--- Start ---

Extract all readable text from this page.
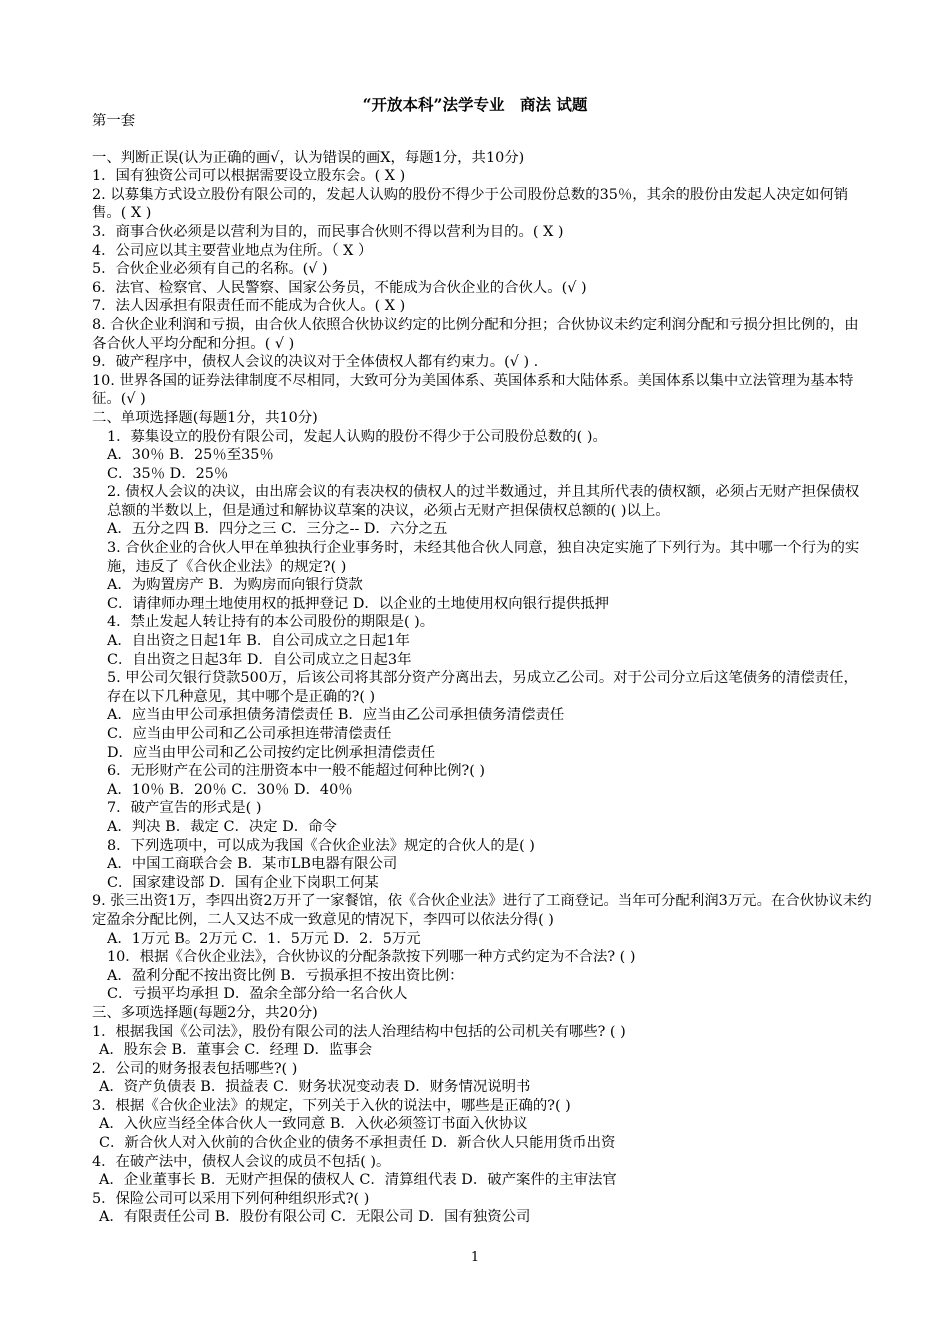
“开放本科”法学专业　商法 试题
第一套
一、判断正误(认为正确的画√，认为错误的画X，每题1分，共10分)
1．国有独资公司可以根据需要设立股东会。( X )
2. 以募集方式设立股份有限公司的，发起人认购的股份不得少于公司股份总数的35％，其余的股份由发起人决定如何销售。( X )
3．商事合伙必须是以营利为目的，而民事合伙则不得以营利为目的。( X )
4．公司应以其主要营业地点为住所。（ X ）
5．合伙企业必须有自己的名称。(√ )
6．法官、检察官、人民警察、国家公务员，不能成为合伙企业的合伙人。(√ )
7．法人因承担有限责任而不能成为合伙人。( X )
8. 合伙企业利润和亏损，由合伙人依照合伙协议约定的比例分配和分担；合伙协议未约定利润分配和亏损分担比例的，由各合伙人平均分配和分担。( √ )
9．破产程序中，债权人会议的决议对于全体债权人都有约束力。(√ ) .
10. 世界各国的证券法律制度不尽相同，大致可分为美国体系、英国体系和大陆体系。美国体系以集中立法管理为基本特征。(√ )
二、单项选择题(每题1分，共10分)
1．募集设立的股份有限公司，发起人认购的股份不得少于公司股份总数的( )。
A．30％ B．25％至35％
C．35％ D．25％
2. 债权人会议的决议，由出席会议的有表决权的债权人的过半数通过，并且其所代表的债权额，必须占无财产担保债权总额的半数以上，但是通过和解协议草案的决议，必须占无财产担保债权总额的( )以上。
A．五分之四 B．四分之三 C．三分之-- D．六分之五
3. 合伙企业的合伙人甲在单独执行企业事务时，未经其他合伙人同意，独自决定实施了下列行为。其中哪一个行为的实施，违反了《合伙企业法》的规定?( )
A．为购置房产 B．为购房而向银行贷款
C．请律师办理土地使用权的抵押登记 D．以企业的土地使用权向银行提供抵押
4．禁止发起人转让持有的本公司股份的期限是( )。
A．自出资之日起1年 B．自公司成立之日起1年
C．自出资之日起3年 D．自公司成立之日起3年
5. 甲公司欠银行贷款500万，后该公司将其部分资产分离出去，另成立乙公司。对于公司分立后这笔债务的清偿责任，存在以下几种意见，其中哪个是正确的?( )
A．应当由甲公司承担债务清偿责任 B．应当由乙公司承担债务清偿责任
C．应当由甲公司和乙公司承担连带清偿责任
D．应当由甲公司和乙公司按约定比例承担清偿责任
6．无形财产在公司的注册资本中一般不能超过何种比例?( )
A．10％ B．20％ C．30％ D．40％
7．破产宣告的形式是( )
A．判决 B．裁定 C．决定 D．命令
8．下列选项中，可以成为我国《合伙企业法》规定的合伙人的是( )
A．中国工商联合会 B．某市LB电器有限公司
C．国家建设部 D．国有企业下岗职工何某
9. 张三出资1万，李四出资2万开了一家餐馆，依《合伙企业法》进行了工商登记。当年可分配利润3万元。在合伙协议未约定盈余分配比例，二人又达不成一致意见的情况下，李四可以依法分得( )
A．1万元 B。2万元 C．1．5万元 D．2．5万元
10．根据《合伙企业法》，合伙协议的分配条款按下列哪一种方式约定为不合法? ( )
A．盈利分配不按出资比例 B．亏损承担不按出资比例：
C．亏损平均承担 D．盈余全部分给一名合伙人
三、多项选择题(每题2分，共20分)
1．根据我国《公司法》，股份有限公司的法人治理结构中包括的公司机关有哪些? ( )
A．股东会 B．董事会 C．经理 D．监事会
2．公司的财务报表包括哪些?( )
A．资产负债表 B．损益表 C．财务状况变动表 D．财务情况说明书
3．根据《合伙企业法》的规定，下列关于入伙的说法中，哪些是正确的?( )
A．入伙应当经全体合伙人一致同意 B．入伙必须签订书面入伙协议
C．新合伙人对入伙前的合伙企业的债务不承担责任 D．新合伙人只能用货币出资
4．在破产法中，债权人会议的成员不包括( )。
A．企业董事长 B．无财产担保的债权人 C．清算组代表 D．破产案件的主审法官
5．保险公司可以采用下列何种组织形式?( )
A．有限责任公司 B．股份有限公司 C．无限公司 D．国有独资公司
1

--- End ---

> _EXERCISE AIM_
Transcribe the records above exactly, omitting every picture they contain.

> _FULL OUTPUT_
Extract all readable text from this page.
“开放本科”法学专业　商法 试题
第一套
一、判断正误(认为正确的画√，认为错误的画X，每题1分，共10分)
1．国有独资公司可以根据需要设立股东会。( X )
2. 以募集方式设立股份有限公司的，发起人认购的股份不得少于公司股份总数的35％，其余的股份由发起人决定如何销售。( X )
3．商事合伙必须是以营利为目的，而民事合伙则不得以营利为目的。( X )
4．公司应以其主要营业地点为住所。（ X ）
5．合伙企业必须有自己的名称。(√ )
6．法官、检察官、人民警察、国家公务员，不能成为合伙企业的合伙人。(√ )
7．法人因承担有限责任而不能成为合伙人。( X )
8. 合伙企业利润和亏损，由合伙人依照合伙协议约定的比例分配和分担；合伙协议未约定利润分配和亏损分担比例的，由各合伙人平均分配和分担。( √ )
9．破产程序中，债权人会议的决议对于全体债权人都有约束力。(√ ) .
10. 世界各国的证券法律制度不尽相同，大致可分为美国体系、英国体系和大陆体系。美国体系以集中立法管理为基本特征。(√ )
二、单项选择题(每题1分，共10分)
1．募集设立的股份有限公司，发起人认购的股份不得少于公司股份总数的( )。
A．30％ B．25％至35％
C．35％ D．25％
2. 债权人会议的决议，由出席会议的有表决权的债权人的过半数通过，并且其所代表的债权额，必须占无财产担保债权总额的半数以上，但是通过和解协议草案的决议，必须占无财产担保债权总额的( )以上。
A．五分之四 B．四分之三 C．三分之-- D．六分之五
3. 合伙企业的合伙人甲在单独执行企业事务时，未经其他合伙人同意，独自决定实施了下列行为。其中哪一个行为的实施，违反了《合伙企业法》的规定?( )
A．为购置房产 B．为购房而向银行贷款
C．请律师办理土地使用权的抵押登记 D．以企业的土地使用权向银行提供抵押
4．禁止发起人转让持有的本公司股份的期限是( )。
A．自出资之日起1年 B．自公司成立之日起1年
C．自出资之日起3年 D．自公司成立之日起3年
5. 甲公司欠银行贷款500万，后该公司将其部分资产分离出去，另成立乙公司。对于公司分立后这笔债务的清偿责任，存在以下几种意见，其中哪个是正确的?( )
A．应当由甲公司承担债务清偿责任 B．应当由乙公司承担债务清偿责任
C．应当由甲公司和乙公司承担连带清偿责任
D．应当由甲公司和乙公司按约定比例承担清偿责任
6．无形财产在公司的注册资本中一般不能超过何种比例?( )
A．10％ B．20％ C．30％ D．40％
7．破产宣告的形式是( )
A．判决 B．裁定 C．决定 D．命令
8．下列选项中，可以成为我国《合伙企业法》规定的合伙人的是( )
A．中国工商联合会 B．某市LB电器有限公司
C．国家建设部 D．国有企业下岗职工何某
9. 张三出资1万，李四出资2万开了一家餐馆，依《合伙企业法》进行了工商登记。当年可分配利润3万元。在合伙协议未约定盈余分配比例，二人又达不成一致意见的情况下，李四可以依法分得( )
A．1万元 B。2万元 C．1．5万元 D．2．5万元
10．根据《合伙企业法》，合伙协议的分配条款按下列哪一种方式约定为不合法? ( )
A．盈利分配不按出资比例 B．亏损承担不按出资比例：
C．亏损平均承担 D．盈余全部分给一名合伙人
三、多项选择题(每题2分，共20分)
1．根据我国《公司法》，股份有限公司的法人治理结构中包括的公司机关有哪些? ( )
A．股东会 B．董事会 C．经理 D．监事会
2．公司的财务报表包括哪些?( )
A．资产负债表 B．损益表 C．财务状况变动表 D．财务情况说明书
3．根据《合伙企业法》的规定，下列关于入伙的说法中，哪些是正确的?( )
A．入伙应当经全体合伙人一致同意 B．入伙必须签订书面入伙协议
C．新合伙人对入伙前的合伙企业的债务不承担责任 D．新合伙人只能用货币出资
4．在破产法中，债权人会议的成员不包括( )。
A．企业董事长 B．无财产担保的债权人 C．清算组代表 D．破产案件的主审法官
5．保险公司可以采用下列何种组织形式?( )
A．有限责任公司 B．股份有限公司 C．无限公司 D．国有独资公司
1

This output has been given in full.